> **SET PROBLEM**
Each line of the material below should be reproduced exactly.
--- START INPUT ROWS ---
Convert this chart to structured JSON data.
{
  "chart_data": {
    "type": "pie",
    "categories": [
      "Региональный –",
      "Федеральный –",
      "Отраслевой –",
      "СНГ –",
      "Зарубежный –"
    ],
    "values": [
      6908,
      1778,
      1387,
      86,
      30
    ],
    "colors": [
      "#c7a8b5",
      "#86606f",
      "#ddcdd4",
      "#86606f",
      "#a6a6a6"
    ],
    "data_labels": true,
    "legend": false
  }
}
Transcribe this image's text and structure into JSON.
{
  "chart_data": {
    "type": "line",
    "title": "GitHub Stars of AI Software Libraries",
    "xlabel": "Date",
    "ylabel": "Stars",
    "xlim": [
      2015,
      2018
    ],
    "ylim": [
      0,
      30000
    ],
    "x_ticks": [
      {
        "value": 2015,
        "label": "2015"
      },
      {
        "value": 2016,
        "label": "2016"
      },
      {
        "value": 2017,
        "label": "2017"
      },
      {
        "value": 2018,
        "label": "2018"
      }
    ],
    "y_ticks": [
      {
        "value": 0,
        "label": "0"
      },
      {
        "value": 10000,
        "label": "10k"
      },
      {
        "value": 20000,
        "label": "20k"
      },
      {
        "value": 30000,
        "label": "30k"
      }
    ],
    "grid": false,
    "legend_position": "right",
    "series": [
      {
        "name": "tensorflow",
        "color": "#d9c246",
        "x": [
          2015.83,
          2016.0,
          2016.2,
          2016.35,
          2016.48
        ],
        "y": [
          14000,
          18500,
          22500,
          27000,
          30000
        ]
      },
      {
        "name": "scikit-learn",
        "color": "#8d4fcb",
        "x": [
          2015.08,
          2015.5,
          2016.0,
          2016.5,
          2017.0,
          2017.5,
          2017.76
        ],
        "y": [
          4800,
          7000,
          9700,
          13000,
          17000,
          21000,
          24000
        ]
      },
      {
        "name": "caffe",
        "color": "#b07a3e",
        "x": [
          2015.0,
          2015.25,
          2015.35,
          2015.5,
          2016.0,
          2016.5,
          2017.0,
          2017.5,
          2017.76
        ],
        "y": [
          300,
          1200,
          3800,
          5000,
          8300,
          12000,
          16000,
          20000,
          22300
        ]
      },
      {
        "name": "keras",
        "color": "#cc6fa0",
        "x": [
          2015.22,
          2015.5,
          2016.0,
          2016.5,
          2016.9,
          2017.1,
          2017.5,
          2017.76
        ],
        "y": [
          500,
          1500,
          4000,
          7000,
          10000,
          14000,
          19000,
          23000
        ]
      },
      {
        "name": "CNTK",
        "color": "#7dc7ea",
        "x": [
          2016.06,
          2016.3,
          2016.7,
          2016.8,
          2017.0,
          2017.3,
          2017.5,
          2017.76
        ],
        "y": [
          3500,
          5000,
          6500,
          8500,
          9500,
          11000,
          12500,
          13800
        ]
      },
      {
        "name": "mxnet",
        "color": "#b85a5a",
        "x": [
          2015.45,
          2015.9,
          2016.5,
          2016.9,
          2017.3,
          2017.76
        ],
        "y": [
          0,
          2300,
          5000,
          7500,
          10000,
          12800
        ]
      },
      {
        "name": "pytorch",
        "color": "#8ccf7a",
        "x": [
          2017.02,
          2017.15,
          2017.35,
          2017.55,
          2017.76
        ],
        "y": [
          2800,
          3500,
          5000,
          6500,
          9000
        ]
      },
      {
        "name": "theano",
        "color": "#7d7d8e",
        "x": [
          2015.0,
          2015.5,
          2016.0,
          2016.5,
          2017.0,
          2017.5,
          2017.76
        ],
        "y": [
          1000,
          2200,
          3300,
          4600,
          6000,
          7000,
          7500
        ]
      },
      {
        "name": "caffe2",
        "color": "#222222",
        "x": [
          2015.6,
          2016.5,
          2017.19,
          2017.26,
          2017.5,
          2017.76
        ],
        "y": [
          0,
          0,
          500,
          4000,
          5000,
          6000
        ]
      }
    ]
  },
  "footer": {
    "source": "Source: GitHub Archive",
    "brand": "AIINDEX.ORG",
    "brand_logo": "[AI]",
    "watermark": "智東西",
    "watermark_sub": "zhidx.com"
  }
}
--- END INPUT ROWS ---
> **OUTPUT FOR THIS TASK**
Convert this chart to structured JSON data.
{
  "chart_data": {
    "type": "pie",
    "categories": [
      "Региональный –",
      "Федеральный –",
      "Отраслевой –",
      "СНГ –",
      "Зарубежный –"
    ],
    "values": [
      6908,
      1778,
      1387,
      86,
      30
    ],
    "colors": [
      "#c7a8b5",
      "#86606f",
      "#ddcdd4",
      "#86606f",
      "#a6a6a6"
    ],
    "data_labels": true,
    "legend": false
  }
}
Transcribe this image's text and structure into JSON.
{
  "chart_data": {
    "type": "line",
    "title": "GitHub Stars of AI Software Libraries",
    "xlabel": "Date",
    "ylabel": "Stars",
    "xlim": [
      2015,
      2018
    ],
    "ylim": [
      0,
      30000
    ],
    "x_ticks": [
      {
        "value": 2015,
        "label": "2015"
      },
      {
        "value": 2016,
        "label": "2016"
      },
      {
        "value": 2017,
        "label": "2017"
      },
      {
        "value": 2018,
        "label": "2018"
      }
    ],
    "y_ticks": [
      {
        "value": 0,
        "label": "0"
      },
      {
        "value": 10000,
        "label": "10k"
      },
      {
        "value": 20000,
        "label": "20k"
      },
      {
        "value": 30000,
        "label": "30k"
      }
    ],
    "grid": false,
    "legend_position": "right",
    "series": [
      {
        "name": "tensorflow",
        "color": "#d9c246",
        "x": [
          2015.83,
          2016.0,
          2016.2,
          2016.35,
          2016.48
        ],
        "y": [
          14000,
          18500,
          22500,
          27000,
          30000
        ]
      },
      {
        "name": "scikit-learn",
        "color": "#8d4fcb",
        "x": [
          2015.08,
          2015.5,
          2016.0,
          2016.5,
          2017.0,
          2017.5,
          2017.76
        ],
        "y": [
          4800,
          7000,
          9700,
          13000,
          17000,
          21000,
          24000
        ]
      },
      {
        "name": "caffe",
        "color": "#b07a3e",
        "x": [
          2015.0,
          2015.25,
          2015.35,
          2015.5,
          2016.0,
          2016.5,
          2017.0,
          2017.5,
          2017.76
        ],
        "y": [
          300,
          1200,
          3800,
          5000,
          8300,
          12000,
          16000,
          20000,
          22300
        ]
      },
      {
        "name": "keras",
        "color": "#cc6fa0",
        "x": [
          2015.22,
          2015.5,
          2016.0,
          2016.5,
          2016.9,
          2017.1,
          2017.5,
          2017.76
        ],
        "y": [
          500,
          1500,
          4000,
          7000,
          10000,
          14000,
          19000,
          23000
        ]
      },
      {
        "name": "CNTK",
        "color": "#7dc7ea",
        "x": [
          2016.06,
          2016.3,
          2016.7,
          2016.8,
          2017.0,
          2017.3,
          2017.5,
          2017.76
        ],
        "y": [
          3500,
          5000,
          6500,
          8500,
          9500,
          11000,
          12500,
          13800
        ]
      },
      {
        "name": "mxnet",
        "color": "#b85a5a",
        "x": [
          2015.45,
          2015.9,
          2016.5,
          2016.9,
          2017.3,
          2017.76
        ],
        "y": [
          0,
          2300,
          5000,
          7500,
          10000,
          12800
        ]
      },
      {
        "name": "pytorch",
        "color": "#8ccf7a",
        "x": [
          2017.02,
          2017.15,
          2017.35,
          2017.55,
          2017.76
        ],
        "y": [
          2800,
          3500,
          5000,
          6500,
          9000
        ]
      },
      {
        "name": "theano",
        "color": "#7d7d8e",
        "x": [
          2015.0,
          2015.5,
          2016.0,
          2016.5,
          2017.0,
          2017.5,
          2017.76
        ],
        "y": [
          1000,
          2200,
          3300,
          4600,
          6000,
          7000,
          7500
        ]
      },
      {
        "name": "caffe2",
        "color": "#222222",
        "x": [
          2015.6,
          2016.5,
          2017.19,
          2017.26,
          2017.5,
          2017.76
        ],
        "y": [
          0,
          0,
          500,
          4000,
          5000,
          6000
        ]
      }
    ]
  },
  "footer": {
    "source": "Source: GitHub Archive",
    "brand": "AIINDEX.ORG",
    "brand_logo": "[AI]",
    "watermark": "智東西",
    "watermark_sub": "zhidx.com"
  }
}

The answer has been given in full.